- _TÂCHES À RÉALISER_:
1) Recopiez mot pour mot le passage de l’article sur l’incendie de la Perle situé entre « Pour l’heure, il » et « moment de l’incendie. », ces deux passages compris.
2) Dans l’article sur l’incendie de la Perle, reformulez sous forme de liste le paragraphe qui commence par « Pour l’heure, il reste difficile », en gardant ses faits principaux.
3) Poursuivez l’article sur l’incendie du sous-marin Perle à partir de l’endroit où il s’arrête.

- _TEXTE SOURCE_:
Incendie du SNA Perle : quel avenir pour la force sous-marine française ?

Vendredi 12 juin, vers 10h30, un incendie s’est déclaré à l’avant du sous-marin nucléaire d’attaque Perle, qui se trouvait alors en arrêt technique majeur (ATM) dans un des bassins de la base navale de Toulon. Particulièrement virulent, l’incendie n’a été maîtrisé qu’à partir de 21h, et complètement éteint après minuit. Si le sinistre n’a fait, fort heureusement, aucune victime, il s’agit d’un véritable coup dur pour la Marine Nationale.

De fait, cet accident n’aurait pas pu tomber plus mal. En effet, la Perle est le dernier bâtiment des six SNA de la classe Rubis, et le plus moderne des sous-marins d’attaque de la Marine Nationale. Mis en service en 1993, la Perle devait initialement être retirée du service en 2029, lorsque le dernier des six SNA de classe Suffren serait entré en service. L’ATM qui avait commencé en janvier devait justement permettre de remettre à niveau la Perle afin de lui offrir une décennie supplémentaire de service actif.

Les conséquences de l’incendie sur la Perle

Pour l’heure, il reste difficile d’évaluer précisément les conséquences matérielles de cet incendie, qui se serait déclaré dans les ponts inférieurs, à l’avant du bateau. Les causes elles-mêmes de l’incendie ne sont pas connues, sachant que de nombreux équipements industriels se trouvaient à bord pour l’ATM. D’après les premières déclarations du Ministère des Armées, tout l’avant du navire serait littéralement ravagé par les flammes. La moitié arrière du bâtiment, où se trouve les moteurs et surtout le réacteur nucléaire, serait intacte, et aucun combustible nucléaire ne se trouvait à bord du bâtiment au moment de l’incendie.

pompier perle 2 Allemagne | Analyses Défense | Aviation de chasse
Plusieurs centaines de pompiers, militaires et civils, ainsi que des marins de la Perle, ont été mobilisés pour éteindre l’incendie survenu alors que le sous-marin était en cale sèche.

- _JEU DE DONNÉES_:
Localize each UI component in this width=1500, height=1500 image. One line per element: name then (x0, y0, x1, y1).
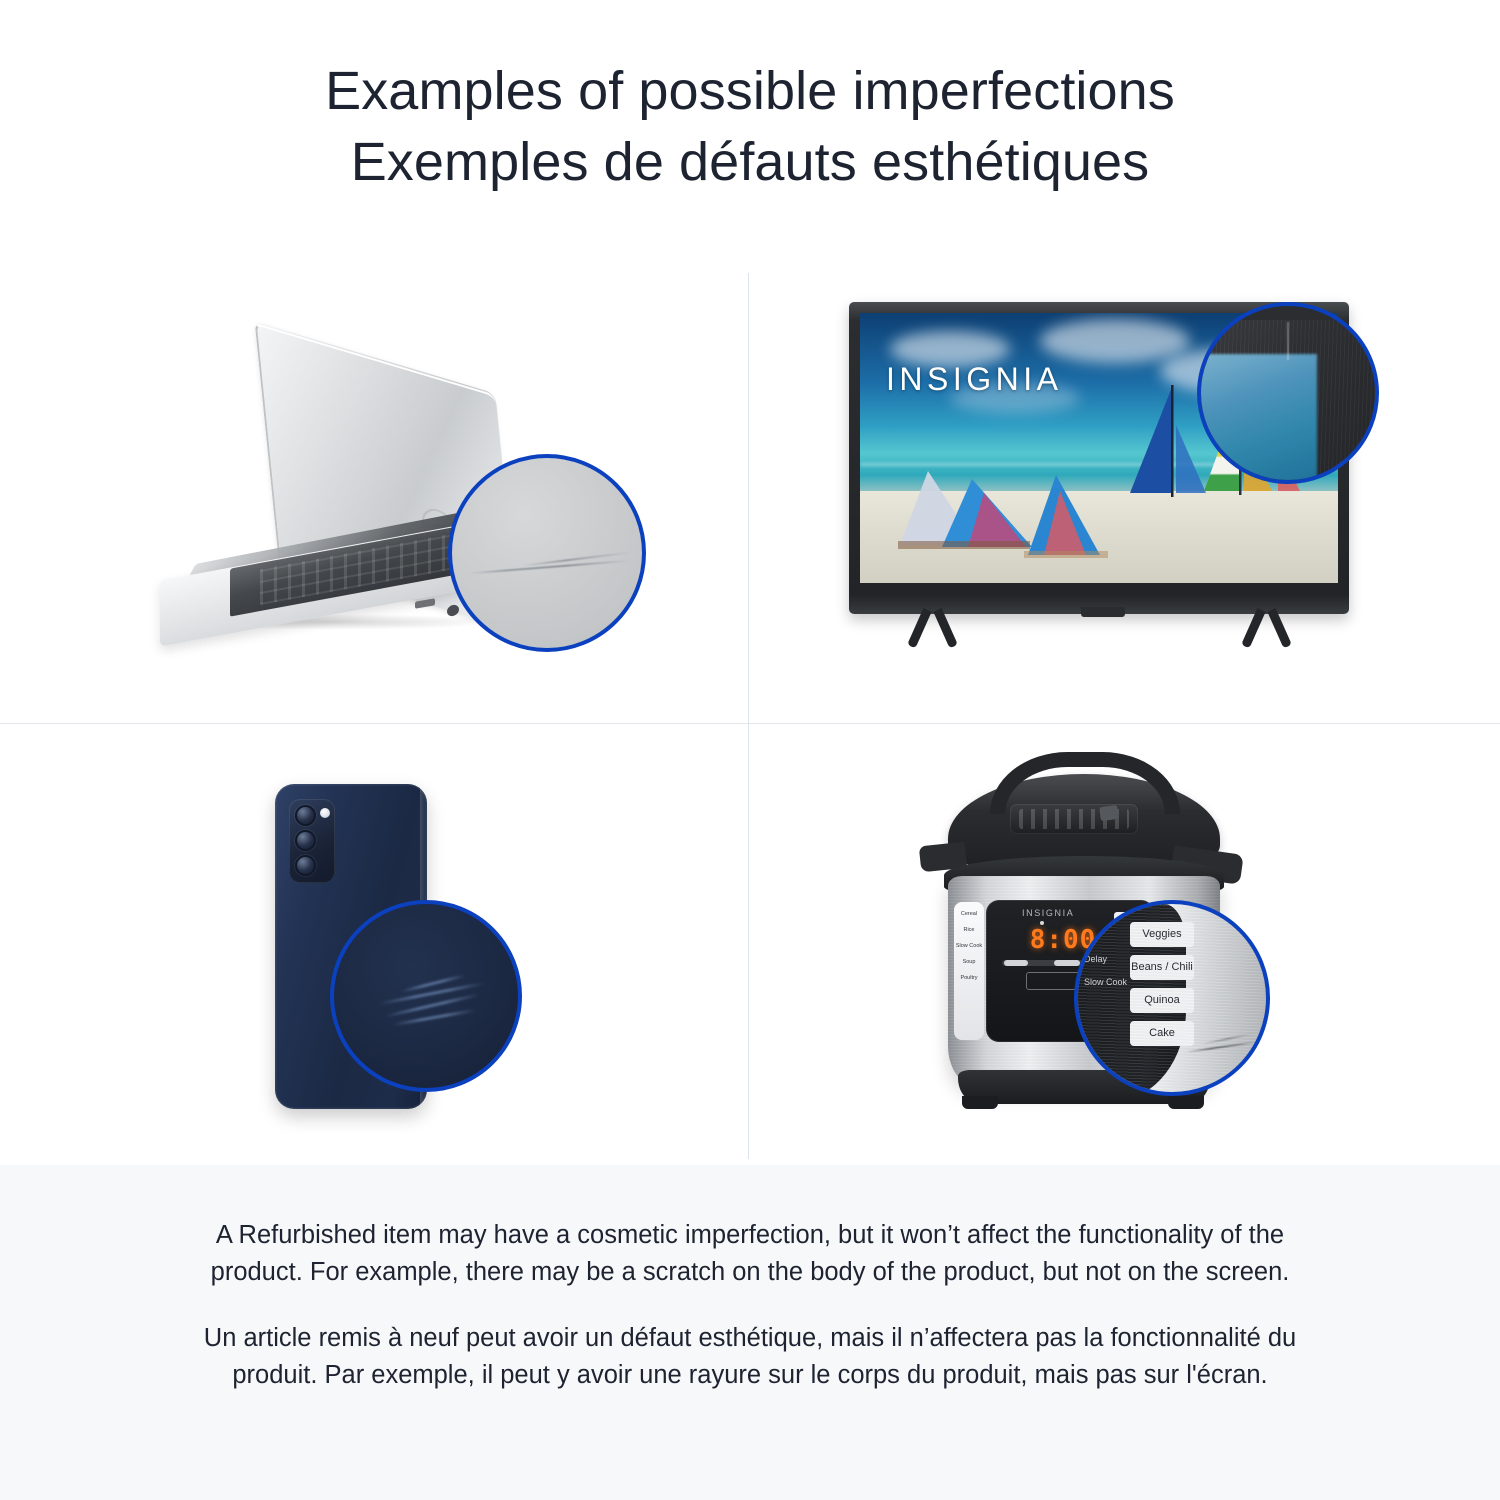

- _RÉSULTATS PAR TÂCHE_:
1)
Pour l’heure, il reste difficile d’évaluer précisément les conséquences matérielles de cet incendie, qui se serait déclaré dans les ponts inférieurs, à l’avant du bateau. Les causes elles-mêmes de l’incendie ne sont pas connues, sachant que de nombreux équipements industriels se trouvaient à bord pour l’ATM. D’après les premières déclarations du Ministère des Armées, tout l’avant du navire serait littéralement ravagé par les flammes. La moitié arrière du bâtiment, où se trouve les moteurs et surtout le réacteur nucléaire, serait intacte, et aucun combustible nucléaire ne se trouvait à bord du bâtiment au moment de l’incendie.

2)
- Les conséquences matérielles de l’incendie restent difficiles à évaluer précisément. Le feu se serait déclaré dans les ponts inférieurs, à l’avant du bateau.
- Ses causes ne sont pas connues. De nombreux équipements industriels se trouvaient à bord pour l’ATM.
- D’après les premières déclarations du Ministère des Armées, tout l’avant du navire aurait été ravagé par les flammes.
- La moitié arrière, où se trouvent les moteurs et le réacteur nucléaire, serait intacte.
- Aucun combustible nucléaire ne se trouvait à bord au moment de l’incendie.

3)
De manière générale, et c’est sans doute la seule bonne nouvelle de ce sinistre, la quasi-totalité des équipements avaient été débarqués ces dernières semaines et se trouvaient à terre pour leur entretien. Cela signifie que les équipements de manutention des torpilles, les périscopes, les équipements électroniques et le profilage en composite du bâtiment sont aujourd’hui intact. Cependant, l’incendie a duré plusieurs heures, et a pu largement endommager la coque même du sous-marin, et menacer son intégrité. Même si la Perle reste entière aujourd’hui, les intenses chaleurs de l’incendie ont pu dilater et fragiliser la coque elle-même et ses zones de soudure.

Dans les prochaines semaines, il sera donc nécessaire d’évaluer précisément les dommages causés par cet incendie, et le coût de la réparation de la Perle. Florence Parly, Ministre des Armées, a d’ailleurs déclaré que « si ces analyses permettent de considérer que la Perle est réparable, tout sera fait pour qu’elle soit réparée ». Dans tous les cas, un tel chantier prendrait sans doute au moins un ou deux ans, sachant que la Perle reste un sous-marin en fin de vie. La Marine Nationale devra donc, au moins sur le court terme, se passer de son sous-marin le plus récent.

perle incendie Allemagne | Analyses Défense | Aviation de chasse
Les incendies constituent toujours un danger extrême à bord de sous-marins, même lorsqu’ils sont en cale sèche. Les dégâts présents sur la Perle laissent peu d’espoirs sur sa remise en condition opérationnelle

Une flotte de sous-marins d’attaque réduite à trois unités ?

En temps normal, depuis le retrait des derniers sous-marins diesel en 2001, la marine française dispose de six sous-marins nucléaire d’attaque en service. Ce format permet une gestion minutieuse de la flotte. A tout moment, la Marine Nationale doit pouvoir disposer :

  • D’un SNA en soutien à la mission de dissuasion (protection des SNLE, les sous-marins lanceurs de missiles nucléaires),
  • D’un SNA en protection du groupe aéronaval, articulé autour du porte-avions Charles de Gaulle,
  • D’un sous-marin déployé en zone de crise, y compris pour des missions de renseignement ou de soutien aux forces spéciales,
  • D’un bâtiment en entrainement,
  • D’un SNA en entretien de courte durée
  • Et d’un dernier bâtiment en entretien longue durée, comme c’était le cas de la Perle.

Or, depuis le mois de Juillet 2019, l’escadrille de SNA ne comportait plus que cinq sous-marins au lieu de six. En effet, le Saphir, second bâtiment de la classe Rubis, a été désarmé après 35 ans de service actif. Avec l’incendie du SNA Perle, la Marine Nationale ne dispose désormais plus que de quatre sous-marins d’attaque, et les choses pourraient rapidement s’aggraver. En effet, en décembre 2020, ce sera au tour du Rubis d’être retiré du service actif, après avoir subi une ultime remise à niveau exceptionnelle en 2017.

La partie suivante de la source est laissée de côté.